### Excerpt
The important policy strategy adopted by the European Central Bank this month wasn’t decided without a fight. Especially last week’s decision on its so-called “forward guidance on interest rates” to keep interest rates low for an extended period – until inflation projections are in line with the target “well ahead” of the end of the forecast horizon, which can stretch as much as three years into the future –caused a “rebellion” and the “biggest disagreement among policymakers” since September 2019”.
In particular an attempt by the French ECB President, Christine Lagarde, to push through a reference to get inflation to “at least” 2 percent was blocked. This by Isabel Schnabel, one of two Germans in the ECB’s decision making bodies. It was scrapped in favour of a pledge to target inflation “below, but close to, 2%.”
Out of 25 governing council members, two Central Bank governors still did vote against: the other German representative, Bundesbank chief Jens Weidmann, who has warned that a five percent inflation rate for Germany by the end of this year is possible, and Belgium’s Central Bank governor Pierre Wunsch, which marks the most hawkish move by a Belgium Central Bank governor since the launch of the euro.

### Complete the following
1 – In the text on the ECB policy dispute, who blocked Christine Lagarde's attempt to add a reference to inflation of "at least" 2 percent?
2 – Edit the text on the ECB policy dispute from "In particular an" up to and including "of the euro.", putting "dropped" in place of "scrapped".
3 – Resume the text on the ECB policy dispute, picking up after its final sentence.

(Coordinate annotation records)
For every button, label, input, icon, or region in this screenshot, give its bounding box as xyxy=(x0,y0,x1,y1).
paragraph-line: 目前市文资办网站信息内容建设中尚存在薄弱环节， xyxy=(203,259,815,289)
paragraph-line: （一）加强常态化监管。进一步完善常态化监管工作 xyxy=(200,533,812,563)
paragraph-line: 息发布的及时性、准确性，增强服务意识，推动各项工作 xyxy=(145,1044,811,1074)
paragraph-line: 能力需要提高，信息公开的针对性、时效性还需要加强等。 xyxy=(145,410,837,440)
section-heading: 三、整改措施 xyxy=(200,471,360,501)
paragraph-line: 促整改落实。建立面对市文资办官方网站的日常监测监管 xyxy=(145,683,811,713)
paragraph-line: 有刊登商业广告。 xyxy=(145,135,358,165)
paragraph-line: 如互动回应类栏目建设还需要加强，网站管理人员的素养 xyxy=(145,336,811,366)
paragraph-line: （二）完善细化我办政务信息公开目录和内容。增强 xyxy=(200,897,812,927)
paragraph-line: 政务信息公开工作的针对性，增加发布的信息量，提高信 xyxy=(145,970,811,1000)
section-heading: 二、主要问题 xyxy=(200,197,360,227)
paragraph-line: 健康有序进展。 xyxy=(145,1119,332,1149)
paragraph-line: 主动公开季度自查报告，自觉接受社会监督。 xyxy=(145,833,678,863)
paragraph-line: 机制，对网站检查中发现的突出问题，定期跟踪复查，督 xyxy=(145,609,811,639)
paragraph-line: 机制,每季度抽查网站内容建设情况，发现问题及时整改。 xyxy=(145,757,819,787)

### Exercise answers
1 – Isabel Schnabel

2 –
In particular an attempt by the French ECB President, Christine Lagarde, to push through a reference to get inflation to “at least” 2 percent was blocked. This by Isabel Schnabel, one of two Germans in the ECB’s decision making bodies. It was dropped in favour of a pledge to target inflation “below, but close to, 2%.”
Out of 25 governing council members, two Central Bank governors still did vote against: the other German representative, Bundesbank chief Jens Weidmann, who has warned that a five percent inflation rate for Germany by the end of this year is possible, and Belgium’s Central Bank governor Pierre Wunsch, which marks the most hawkish move by a Belgium Central Bank governor since the launch of the euro.

3 –
In a way, this should not surprise, given how Belgians have been suffering the worst real negative rates among all inhabitants of the Eurozone, amounting to 2.03 percent between 2004 and 2017 according to one study, both due to the comparatively low interest rates offered by Belgian banks to customers as well as the comparatively high inflation in Belgium.
Wunsch himself explained his move by arguing that being too accommodative now may reduce the room for the ECB to react in case inflation remains elevated, stating that “if we wait too long now to increase interest rates, there may be a risk that we may need to do so more forcefully in the future”.
He added: “I am pretty sure inflation will increase during the next two to three years”, pointing at increased energy prices in Europe as a result of the reduction in CO2 emission permits but also at the inclusion of owner-occupied house prices in inflation measuring.
One can only wonder why house prices weren’t included so far, but there’s still a lot more wrong with inflation measuring. Jürgen Stark, who resigned as ECB chief economist back in 2011, has questioned the idea of “core inflation” , which excludes food & energy, as these would supposedly be too volatile, declaring that core inflation is “only useful to people who do not eat or move”.
Afterwards, also Austria’s Central Bank governor Robert Holzmann came out against Lagarde’s line:
#ECB dissenter! Austrian Central Bank Governor tells us that he had 'reservations' on the ECB revised fwd guidance like Weidmann and Wunsch. Why?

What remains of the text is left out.